Task details:
Exact copies of all the entries are needed.

Source information:
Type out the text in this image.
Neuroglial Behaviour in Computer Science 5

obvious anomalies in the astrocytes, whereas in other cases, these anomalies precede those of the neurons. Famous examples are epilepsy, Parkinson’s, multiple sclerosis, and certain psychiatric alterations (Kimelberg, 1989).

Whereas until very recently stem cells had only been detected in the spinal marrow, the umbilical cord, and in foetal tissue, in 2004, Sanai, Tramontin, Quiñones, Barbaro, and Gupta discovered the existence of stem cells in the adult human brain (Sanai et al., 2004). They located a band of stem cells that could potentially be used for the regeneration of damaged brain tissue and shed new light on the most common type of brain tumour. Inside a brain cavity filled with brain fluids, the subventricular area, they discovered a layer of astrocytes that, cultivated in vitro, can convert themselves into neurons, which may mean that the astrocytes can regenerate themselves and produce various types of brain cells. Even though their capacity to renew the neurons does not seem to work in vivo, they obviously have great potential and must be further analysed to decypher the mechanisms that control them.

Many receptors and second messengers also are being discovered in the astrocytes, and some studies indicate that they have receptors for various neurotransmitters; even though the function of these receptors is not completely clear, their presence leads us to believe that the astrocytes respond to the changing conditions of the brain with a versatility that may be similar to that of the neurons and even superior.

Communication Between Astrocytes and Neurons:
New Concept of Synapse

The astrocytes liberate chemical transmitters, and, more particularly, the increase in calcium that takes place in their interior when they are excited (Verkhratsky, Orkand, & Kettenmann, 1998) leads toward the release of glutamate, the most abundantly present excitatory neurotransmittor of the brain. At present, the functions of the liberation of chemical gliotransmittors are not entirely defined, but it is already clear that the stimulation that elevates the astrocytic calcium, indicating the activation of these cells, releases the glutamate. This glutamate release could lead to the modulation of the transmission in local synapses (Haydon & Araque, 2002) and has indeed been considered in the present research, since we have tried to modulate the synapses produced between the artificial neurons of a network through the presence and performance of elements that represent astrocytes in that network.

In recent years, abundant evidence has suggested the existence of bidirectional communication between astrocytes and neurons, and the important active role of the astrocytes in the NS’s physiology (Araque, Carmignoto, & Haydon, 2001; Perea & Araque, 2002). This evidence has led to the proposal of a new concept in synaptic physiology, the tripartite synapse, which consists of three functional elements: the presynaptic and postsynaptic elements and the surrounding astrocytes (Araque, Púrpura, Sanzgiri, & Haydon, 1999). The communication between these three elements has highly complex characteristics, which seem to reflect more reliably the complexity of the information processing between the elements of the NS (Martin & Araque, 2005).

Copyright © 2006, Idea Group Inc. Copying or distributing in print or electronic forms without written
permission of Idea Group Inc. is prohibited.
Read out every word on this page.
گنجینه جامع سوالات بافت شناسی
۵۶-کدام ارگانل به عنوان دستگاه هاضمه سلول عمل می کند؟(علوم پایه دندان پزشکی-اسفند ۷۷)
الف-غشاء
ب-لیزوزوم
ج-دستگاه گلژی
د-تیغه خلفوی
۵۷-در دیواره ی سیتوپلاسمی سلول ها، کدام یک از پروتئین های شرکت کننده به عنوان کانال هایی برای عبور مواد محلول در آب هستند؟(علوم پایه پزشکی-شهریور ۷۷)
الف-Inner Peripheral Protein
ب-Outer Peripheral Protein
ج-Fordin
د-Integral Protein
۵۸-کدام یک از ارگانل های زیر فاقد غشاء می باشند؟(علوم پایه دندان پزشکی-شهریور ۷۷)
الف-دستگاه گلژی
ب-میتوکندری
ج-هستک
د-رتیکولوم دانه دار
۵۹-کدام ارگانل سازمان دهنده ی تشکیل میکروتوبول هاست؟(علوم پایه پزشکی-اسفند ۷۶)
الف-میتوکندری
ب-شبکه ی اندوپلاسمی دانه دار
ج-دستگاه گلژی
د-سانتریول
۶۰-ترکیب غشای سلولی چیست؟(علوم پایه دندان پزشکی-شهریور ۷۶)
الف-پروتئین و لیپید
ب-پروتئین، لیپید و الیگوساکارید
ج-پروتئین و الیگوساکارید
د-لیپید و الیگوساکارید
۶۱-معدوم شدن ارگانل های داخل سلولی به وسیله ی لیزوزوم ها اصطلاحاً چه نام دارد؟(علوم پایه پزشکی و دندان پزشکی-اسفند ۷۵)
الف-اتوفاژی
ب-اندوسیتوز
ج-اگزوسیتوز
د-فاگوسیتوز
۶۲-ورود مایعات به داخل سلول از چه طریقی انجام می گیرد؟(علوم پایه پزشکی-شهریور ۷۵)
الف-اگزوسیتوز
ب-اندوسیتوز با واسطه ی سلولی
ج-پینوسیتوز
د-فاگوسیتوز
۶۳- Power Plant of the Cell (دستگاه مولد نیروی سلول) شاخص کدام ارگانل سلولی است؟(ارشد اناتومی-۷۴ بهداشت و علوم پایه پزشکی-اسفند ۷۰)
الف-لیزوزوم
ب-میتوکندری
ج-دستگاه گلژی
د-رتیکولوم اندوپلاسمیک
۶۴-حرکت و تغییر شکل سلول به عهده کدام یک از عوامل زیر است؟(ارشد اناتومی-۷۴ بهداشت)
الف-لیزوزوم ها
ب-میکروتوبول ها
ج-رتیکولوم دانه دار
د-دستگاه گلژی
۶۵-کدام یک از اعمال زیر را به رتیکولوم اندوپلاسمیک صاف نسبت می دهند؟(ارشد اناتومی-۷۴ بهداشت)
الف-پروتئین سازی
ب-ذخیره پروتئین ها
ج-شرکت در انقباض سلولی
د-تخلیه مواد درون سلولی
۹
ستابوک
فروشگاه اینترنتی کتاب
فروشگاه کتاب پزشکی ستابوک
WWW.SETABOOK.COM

Task result:
Type out the text in this image.
Neuroglial Behaviour in Computer Science 5

obvious anomalies in the astrocytes, whereas in other cases, these anomalies precede those of the neurons. Famous examples are epilepsy, Parkinson’s, multiple sclerosis, and certain psychiatric alterations (Kimelberg, 1989).

Whereas until very recently stem cells had only been detected in the spinal marrow, the umbilical cord, and in foetal tissue, in 2004, Sanai, Tramontin, Quiñones, Barbaro, and Gupta discovered the existence of stem cells in the adult human brain (Sanai et al., 2004). They located a band of stem cells that could potentially be used for the regeneration of damaged brain tissue and shed new light on the most common type of brain tumour. Inside a brain cavity filled with brain fluids, the subventricular area, they discovered a layer of astrocytes that, cultivated in vitro, can convert themselves into neurons, which may mean that the astrocytes can regenerate themselves and produce various types of brain cells. Even though their capacity to renew the neurons does not seem to work in vivo, they obviously have great potential and must be further analysed to decypher the mechanisms that control them.

Many receptors and second messengers also are being discovered in the astrocytes, and some studies indicate that they have receptors for various neurotransmitters; even though the function of these receptors is not completely clear, their presence leads us to believe that the astrocytes respond to the changing conditions of the brain with a versatility that may be similar to that of the neurons and even superior.

Communication Between Astrocytes and Neurons:
New Concept of Synapse

The astrocytes liberate chemical transmitters, and, more particularly, the increase in calcium that takes place in their interior when they are excited (Verkhratsky, Orkand, & Kettenmann, 1998) leads toward the release of glutamate, the most abundantly present excitatory neurotransmittor of the brain. At present, the functions of the liberation of chemical gliotransmittors are not entirely defined, but it is already clear that the stimulation that elevates the astrocytic calcium, indicating the activation of these cells, releases the glutamate. This glutamate release could lead to the modulation of the transmission in local synapses (Haydon & Araque, 2002) and has indeed been considered in the present research, since we have tried to modulate the synapses produced between the artificial neurons of a network through the presence and performance of elements that represent astrocytes in that network.

In recent years, abundant evidence has suggested the existence of bidirectional communication between astrocytes and neurons, and the important active role of the astrocytes in the NS’s physiology (Araque, Carmignoto, & Haydon, 2001; Perea & Araque, 2002). This evidence has led to the proposal of a new concept in synaptic physiology, the tripartite synapse, which consists of three functional elements: the presynaptic and postsynaptic elements and the surrounding astrocytes (Araque, Púrpura, Sanzgiri, & Haydon, 1999). The communication between these three elements has highly complex characteristics, which seem to reflect more reliably the complexity of the information processing between the elements of the NS (Martin & Araque, 2005).

Copyright © 2006, Idea Group Inc. Copying or distributing in print or electronic forms without written
permission of Idea Group Inc. is prohibited.
Read out every word on this page.
گنجینه جامع سوالات بافت شناسی
۵۶-کدام ارگانل به عنوان دستگاه هاضمه سلول عمل می کند؟(علوم پایه دندان پزشکی-اسفند ۷۷)
الف-غشاء
ب-لیزوزوم
ج-دستگاه گلژی
د-تیغه خلفوی
۵۷-در دیواره ی سیتوپلاسمی سلول ها، کدام یک از پروتئین های شرکت کننده به عنوان کانال هایی برای عبور مواد محلول در آب هستند؟(علوم پایه پزشکی-شهریور ۷۷)
الف-Inner Peripheral Protein
ب-Outer Peripheral Protein
ج-Fordin
د-Integral Protein
۵۸-کدام یک از ارگانل های زیر فاقد غشاء می باشند؟(علوم پایه دندان پزشکی-شهریور ۷۷)
الف-دستگاه گلژی
ب-میتوکندری
ج-هستک
د-رتیکولوم دانه دار
۵۹-کدام ارگانل سازمان دهنده ی تشکیل میکروتوبول هاست؟(علوم پایه پزشکی-اسفند ۷۶)
الف-میتوکندری
ب-شبکه ی اندوپلاسمی دانه دار
ج-دستگاه گلژی
د-سانتریول
۶۰-ترکیب غشای سلولی چیست؟(علوم پایه دندان پزشکی-شهریور ۷۶)
الف-پروتئین و لیپید
ب-پروتئین، لیپید و الیگوساکارید
ج-پروتئین و الیگوساکارید
د-لیپید و الیگوساکارید
۶۱-معدوم شدن ارگانل های داخل سلولی به وسیله ی لیزوزوم ها اصطلاحاً چه نام دارد؟(علوم پایه پزشکی و دندان پزشکی-اسفند ۷۵)
الف-اتوفاژی
ب-اندوسیتوز
ج-اگزوسیتوز
د-فاگوسیتوز
۶۲-ورود مایعات به داخل سلول از چه طریقی انجام می گیرد؟(علوم پایه پزشکی-شهریور ۷۵)
الف-اگزوسیتوز
ب-اندوسیتوز با واسطه ی سلولی
ج-پینوسیتوز
د-فاگوسیتوز
۶۳- Power Plant of the Cell (دستگاه مولد نیروی سلول) شاخص کدام ارگانل سلولی است؟(ارشد اناتومی-۷۴ بهداشت و علوم پایه پزشکی-اسفند ۷۰)
الف-لیزوزوم
ب-میتوکندری
ج-دستگاه گلژی
د-رتیکولوم اندوپلاسمیک
۶۴-حرکت و تغییر شکل سلول به عهده کدام یک از عوامل زیر است؟(ارشد اناتومی-۷۴ بهداشت)
الف-لیزوزوم ها
ب-میکروتوبول ها
ج-رتیکولوم دانه دار
د-دستگاه گلژی
۶۵-کدام یک از اعمال زیر را به رتیکولوم اندوپلاسمیک صاف نسبت می دهند؟(ارشد اناتومی-۷۴ بهداشت)
الف-پروتئین سازی
ب-ذخیره پروتئین ها
ج-شرکت در انقباض سلولی
د-تخلیه مواد درون سلولی
۹
ستابوک
فروشگاه اینترنتی کتاب
فروشگاه کتاب پزشکی ستابوک
WWW.SETABOOK.COM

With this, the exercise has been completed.